>> START

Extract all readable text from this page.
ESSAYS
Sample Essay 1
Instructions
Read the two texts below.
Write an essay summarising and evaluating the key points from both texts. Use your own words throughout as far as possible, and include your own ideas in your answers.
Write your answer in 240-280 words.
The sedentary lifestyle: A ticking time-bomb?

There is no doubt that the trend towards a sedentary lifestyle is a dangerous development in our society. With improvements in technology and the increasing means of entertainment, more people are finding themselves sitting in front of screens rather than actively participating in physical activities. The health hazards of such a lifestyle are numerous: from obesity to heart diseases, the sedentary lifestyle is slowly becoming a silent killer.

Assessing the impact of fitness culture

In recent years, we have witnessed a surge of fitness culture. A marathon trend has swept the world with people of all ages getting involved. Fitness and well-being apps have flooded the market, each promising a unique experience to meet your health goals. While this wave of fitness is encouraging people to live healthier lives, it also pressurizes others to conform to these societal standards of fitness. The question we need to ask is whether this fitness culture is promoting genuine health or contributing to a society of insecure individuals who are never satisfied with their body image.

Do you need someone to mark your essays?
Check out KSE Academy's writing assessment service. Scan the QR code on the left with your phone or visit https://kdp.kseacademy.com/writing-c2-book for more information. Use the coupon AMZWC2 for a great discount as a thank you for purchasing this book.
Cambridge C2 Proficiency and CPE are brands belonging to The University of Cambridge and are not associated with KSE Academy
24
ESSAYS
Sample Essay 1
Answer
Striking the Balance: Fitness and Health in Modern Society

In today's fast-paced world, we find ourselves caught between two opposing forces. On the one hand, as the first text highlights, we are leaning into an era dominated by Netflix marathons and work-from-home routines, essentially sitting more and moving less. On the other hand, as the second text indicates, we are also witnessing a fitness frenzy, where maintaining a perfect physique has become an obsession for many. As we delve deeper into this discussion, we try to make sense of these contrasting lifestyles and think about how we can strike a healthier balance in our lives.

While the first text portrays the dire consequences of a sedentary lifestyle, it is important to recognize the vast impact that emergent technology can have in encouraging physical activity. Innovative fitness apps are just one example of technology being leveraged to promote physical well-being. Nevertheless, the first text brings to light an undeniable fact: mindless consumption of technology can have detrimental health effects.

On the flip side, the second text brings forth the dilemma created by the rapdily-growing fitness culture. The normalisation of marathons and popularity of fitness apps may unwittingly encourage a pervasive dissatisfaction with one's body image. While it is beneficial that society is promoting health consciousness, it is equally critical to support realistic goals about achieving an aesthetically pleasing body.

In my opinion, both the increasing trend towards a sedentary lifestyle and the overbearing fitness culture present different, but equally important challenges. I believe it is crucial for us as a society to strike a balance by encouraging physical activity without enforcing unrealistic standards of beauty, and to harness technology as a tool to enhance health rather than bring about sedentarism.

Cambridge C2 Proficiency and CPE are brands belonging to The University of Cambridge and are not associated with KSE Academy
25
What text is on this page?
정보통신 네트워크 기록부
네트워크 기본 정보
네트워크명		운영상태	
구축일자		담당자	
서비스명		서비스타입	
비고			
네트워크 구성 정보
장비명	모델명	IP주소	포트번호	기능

>> END

Type the whole listing again, unaltered.

Extract all readable text from this page.
ESSAYS
Sample Essay 1
Instructions
Read the two texts below.
Write an essay summarising and evaluating the key points from both texts. Use your own words throughout as far as possible, and include your own ideas in your answers.
Write your answer in 240-280 words.
The sedentary lifestyle: A ticking time-bomb?

There is no doubt that the trend towards a sedentary lifestyle is a dangerous development in our society. With improvements in technology and the increasing means of entertainment, more people are finding themselves sitting in front of screens rather than actively participating in physical activities. The health hazards of such a lifestyle are numerous: from obesity to heart diseases, the sedentary lifestyle is slowly becoming a silent killer.

Assessing the impact of fitness culture

In recent years, we have witnessed a surge of fitness culture. A marathon trend has swept the world with people of all ages getting involved. Fitness and well-being apps have flooded the market, each promising a unique experience to meet your health goals. While this wave of fitness is encouraging people to live healthier lives, it also pressurizes others to conform to these societal standards of fitness. The question we need to ask is whether this fitness culture is promoting genuine health or contributing to a society of insecure individuals who are never satisfied with their body image.

Do you need someone to mark your essays?
Check out KSE Academy's writing assessment service. Scan the QR code on the left with your phone or visit https://kdp.kseacademy.com/writing-c2-book for more information. Use the coupon AMZWC2 for a great discount as a thank you for purchasing this book.
Cambridge C2 Proficiency and CPE are brands belonging to The University of Cambridge and are not associated with KSE Academy
24
ESSAYS
Sample Essay 1
Answer
Striking the Balance: Fitness and Health in Modern Society

In today's fast-paced world, we find ourselves caught between two opposing forces. On the one hand, as the first text highlights, we are leaning into an era dominated by Netflix marathons and work-from-home routines, essentially sitting more and moving less. On the other hand, as the second text indicates, we are also witnessing a fitness frenzy, where maintaining a perfect physique has become an obsession for many. As we delve deeper into this discussion, we try to make sense of these contrasting lifestyles and think about how we can strike a healthier balance in our lives.

While the first text portrays the dire consequences of a sedentary lifestyle, it is important to recognize the vast impact that emergent technology can have in encouraging physical activity. Innovative fitness apps are just one example of technology being leveraged to promote physical well-being. Nevertheless, the first text brings to light an undeniable fact: mindless consumption of technology can have detrimental health effects.

On the flip side, the second text brings forth the dilemma created by the rapdily-growing fitness culture. The normalisation of marathons and popularity of fitness apps may unwittingly encourage a pervasive dissatisfaction with one's body image. While it is beneficial that society is promoting health consciousness, it is equally critical to support realistic goals about achieving an aesthetically pleasing body.

In my opinion, both the increasing trend towards a sedentary lifestyle and the overbearing fitness culture present different, but equally important challenges. I believe it is crucial for us as a society to strike a balance by encouraging physical activity without enforcing unrealistic standards of beauty, and to harness technology as a tool to enhance health rather than bring about sedentarism.

Cambridge C2 Proficiency and CPE are brands belonging to The University of Cambridge and are not associated with KSE Academy
25
What text is on this page?
정보통신 네트워크 기록부
네트워크 기본 정보
네트워크명		운영상태	
구축일자		담당자	
서비스명		서비스타입	
비고			
네트워크 구성 정보
장비명	모델명	IP주소	포트번호	기능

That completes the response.